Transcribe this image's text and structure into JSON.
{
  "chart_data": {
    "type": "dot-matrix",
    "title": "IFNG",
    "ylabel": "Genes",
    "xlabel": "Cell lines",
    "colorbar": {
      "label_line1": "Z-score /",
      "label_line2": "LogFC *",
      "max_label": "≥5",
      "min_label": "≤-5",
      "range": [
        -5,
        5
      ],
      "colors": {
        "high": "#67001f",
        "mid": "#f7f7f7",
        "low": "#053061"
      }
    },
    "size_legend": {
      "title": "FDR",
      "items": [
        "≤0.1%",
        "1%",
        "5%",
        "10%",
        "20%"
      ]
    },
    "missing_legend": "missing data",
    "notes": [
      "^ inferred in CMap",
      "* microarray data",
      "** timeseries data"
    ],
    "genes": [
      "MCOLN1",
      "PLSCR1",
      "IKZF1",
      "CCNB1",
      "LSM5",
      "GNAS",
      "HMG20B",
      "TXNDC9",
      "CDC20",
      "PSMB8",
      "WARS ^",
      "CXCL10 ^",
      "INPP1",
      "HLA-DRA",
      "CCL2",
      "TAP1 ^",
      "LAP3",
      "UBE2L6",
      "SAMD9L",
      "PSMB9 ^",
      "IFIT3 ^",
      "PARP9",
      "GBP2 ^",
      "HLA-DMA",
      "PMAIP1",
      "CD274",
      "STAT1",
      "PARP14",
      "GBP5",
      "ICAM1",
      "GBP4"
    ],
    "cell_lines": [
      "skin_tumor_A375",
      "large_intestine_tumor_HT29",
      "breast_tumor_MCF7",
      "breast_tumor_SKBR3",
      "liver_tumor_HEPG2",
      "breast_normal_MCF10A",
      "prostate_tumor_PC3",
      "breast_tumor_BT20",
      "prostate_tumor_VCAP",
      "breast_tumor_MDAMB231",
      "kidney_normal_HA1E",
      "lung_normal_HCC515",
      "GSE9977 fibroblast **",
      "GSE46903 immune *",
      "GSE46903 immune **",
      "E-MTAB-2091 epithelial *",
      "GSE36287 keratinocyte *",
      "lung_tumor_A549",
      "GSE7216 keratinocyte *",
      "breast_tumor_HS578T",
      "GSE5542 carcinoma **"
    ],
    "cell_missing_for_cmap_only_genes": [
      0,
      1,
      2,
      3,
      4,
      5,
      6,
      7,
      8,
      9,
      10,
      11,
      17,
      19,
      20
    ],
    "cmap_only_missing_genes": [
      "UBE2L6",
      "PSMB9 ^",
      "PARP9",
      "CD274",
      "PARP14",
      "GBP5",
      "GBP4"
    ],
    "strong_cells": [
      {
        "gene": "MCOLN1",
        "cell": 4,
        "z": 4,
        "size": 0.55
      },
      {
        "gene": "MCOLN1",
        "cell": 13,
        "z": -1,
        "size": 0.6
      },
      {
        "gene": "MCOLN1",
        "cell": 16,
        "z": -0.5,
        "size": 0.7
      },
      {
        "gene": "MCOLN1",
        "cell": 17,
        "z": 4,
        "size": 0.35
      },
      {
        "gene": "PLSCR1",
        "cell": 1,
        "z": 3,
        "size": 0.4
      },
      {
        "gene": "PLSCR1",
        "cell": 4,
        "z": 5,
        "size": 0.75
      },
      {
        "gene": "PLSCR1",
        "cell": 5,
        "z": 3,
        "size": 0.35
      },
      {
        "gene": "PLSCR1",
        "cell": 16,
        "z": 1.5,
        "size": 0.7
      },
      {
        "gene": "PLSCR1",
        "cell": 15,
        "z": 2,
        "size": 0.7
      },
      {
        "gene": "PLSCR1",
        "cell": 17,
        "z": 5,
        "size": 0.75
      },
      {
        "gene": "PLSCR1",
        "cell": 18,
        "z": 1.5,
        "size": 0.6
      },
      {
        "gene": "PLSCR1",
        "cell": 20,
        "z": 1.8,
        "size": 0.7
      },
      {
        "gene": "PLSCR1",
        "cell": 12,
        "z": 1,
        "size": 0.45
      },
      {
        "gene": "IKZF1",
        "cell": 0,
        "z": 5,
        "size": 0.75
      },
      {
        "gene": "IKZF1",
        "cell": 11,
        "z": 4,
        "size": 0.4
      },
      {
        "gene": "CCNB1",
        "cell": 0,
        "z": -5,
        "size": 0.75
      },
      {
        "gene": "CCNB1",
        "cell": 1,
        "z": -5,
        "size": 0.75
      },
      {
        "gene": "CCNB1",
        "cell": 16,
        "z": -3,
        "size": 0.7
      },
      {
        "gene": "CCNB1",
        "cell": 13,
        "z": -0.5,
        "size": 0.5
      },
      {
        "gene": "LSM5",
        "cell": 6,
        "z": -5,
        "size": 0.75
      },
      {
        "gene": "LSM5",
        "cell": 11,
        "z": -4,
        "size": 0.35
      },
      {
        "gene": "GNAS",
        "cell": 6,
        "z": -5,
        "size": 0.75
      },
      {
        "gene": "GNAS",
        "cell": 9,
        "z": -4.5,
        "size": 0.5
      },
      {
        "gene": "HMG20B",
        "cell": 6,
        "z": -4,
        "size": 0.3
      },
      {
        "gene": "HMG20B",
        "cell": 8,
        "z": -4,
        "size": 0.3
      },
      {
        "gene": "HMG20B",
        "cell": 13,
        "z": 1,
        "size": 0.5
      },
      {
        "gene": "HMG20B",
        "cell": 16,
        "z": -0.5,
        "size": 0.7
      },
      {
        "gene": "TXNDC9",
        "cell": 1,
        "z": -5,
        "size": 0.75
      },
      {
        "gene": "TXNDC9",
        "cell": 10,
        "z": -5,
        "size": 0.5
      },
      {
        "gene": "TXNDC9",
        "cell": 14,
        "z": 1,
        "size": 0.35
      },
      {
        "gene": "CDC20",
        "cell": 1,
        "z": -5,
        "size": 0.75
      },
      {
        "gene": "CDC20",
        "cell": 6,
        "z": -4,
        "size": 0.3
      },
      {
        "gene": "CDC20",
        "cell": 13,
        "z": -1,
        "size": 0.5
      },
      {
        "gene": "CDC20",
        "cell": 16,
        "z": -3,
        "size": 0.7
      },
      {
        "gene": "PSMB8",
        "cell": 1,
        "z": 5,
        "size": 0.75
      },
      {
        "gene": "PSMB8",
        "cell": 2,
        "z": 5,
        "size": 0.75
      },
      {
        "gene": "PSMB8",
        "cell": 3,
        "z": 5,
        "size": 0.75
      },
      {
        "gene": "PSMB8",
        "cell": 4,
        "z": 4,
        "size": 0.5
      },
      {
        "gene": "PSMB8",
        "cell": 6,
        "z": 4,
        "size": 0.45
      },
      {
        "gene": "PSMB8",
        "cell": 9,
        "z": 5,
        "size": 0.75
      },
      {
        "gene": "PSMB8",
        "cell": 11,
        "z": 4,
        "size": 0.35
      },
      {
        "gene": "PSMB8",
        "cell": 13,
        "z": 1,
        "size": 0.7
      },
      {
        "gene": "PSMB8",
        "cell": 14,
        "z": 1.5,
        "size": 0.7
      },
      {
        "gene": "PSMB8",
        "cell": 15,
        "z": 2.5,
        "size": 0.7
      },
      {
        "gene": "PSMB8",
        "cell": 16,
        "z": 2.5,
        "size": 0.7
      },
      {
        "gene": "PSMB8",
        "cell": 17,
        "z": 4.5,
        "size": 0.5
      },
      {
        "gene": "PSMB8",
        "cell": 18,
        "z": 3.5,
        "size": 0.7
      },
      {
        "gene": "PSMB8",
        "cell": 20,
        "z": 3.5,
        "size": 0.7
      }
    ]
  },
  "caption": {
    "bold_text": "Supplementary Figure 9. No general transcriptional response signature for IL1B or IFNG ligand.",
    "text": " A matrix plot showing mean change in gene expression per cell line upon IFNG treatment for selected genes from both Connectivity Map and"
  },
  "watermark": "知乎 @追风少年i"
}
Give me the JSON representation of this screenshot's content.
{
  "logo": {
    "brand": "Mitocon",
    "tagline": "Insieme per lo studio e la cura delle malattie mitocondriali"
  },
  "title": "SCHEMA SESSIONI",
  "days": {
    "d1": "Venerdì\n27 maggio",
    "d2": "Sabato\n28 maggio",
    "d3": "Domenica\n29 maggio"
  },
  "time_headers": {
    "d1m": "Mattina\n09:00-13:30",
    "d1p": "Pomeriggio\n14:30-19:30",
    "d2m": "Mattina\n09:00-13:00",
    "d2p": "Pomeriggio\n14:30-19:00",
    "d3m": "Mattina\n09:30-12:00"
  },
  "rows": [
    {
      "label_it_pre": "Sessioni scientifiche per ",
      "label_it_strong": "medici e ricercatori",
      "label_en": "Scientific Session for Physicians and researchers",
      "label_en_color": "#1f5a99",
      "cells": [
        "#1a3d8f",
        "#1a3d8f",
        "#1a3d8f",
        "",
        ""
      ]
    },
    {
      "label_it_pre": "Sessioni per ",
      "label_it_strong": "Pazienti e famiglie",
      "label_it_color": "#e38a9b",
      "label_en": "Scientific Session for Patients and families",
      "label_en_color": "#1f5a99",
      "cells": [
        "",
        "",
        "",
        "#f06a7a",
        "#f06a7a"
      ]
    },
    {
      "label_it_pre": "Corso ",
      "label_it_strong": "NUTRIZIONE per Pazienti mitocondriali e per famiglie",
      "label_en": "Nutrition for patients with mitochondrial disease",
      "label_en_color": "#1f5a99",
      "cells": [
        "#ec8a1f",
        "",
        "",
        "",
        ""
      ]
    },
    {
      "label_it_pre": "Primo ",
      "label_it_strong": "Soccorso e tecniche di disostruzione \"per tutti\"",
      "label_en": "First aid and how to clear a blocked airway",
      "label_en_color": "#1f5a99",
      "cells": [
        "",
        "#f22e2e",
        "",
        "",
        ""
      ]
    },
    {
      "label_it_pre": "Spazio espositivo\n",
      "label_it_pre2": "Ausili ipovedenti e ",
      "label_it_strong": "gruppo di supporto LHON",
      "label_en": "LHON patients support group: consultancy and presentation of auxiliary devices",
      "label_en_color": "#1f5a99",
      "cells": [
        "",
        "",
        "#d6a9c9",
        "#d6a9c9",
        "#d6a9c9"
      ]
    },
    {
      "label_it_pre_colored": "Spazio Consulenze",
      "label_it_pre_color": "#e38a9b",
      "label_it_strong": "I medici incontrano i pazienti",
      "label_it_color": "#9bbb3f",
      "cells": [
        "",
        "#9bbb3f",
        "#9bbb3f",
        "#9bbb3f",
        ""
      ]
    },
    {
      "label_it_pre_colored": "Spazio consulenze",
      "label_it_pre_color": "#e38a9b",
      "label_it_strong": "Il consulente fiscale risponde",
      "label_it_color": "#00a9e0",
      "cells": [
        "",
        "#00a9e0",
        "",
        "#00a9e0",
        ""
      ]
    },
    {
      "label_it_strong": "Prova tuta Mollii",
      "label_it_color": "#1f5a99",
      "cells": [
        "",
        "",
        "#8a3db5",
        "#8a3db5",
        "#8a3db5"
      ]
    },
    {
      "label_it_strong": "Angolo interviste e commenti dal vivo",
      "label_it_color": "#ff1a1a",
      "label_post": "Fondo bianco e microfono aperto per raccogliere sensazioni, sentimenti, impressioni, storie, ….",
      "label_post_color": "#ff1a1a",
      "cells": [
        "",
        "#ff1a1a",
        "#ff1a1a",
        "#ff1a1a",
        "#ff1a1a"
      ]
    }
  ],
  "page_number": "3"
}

========================

TASK REQUIREMENTS:
What is the number of lines in the records that contain "maggio"? Give that number only.

RESPONSE:
3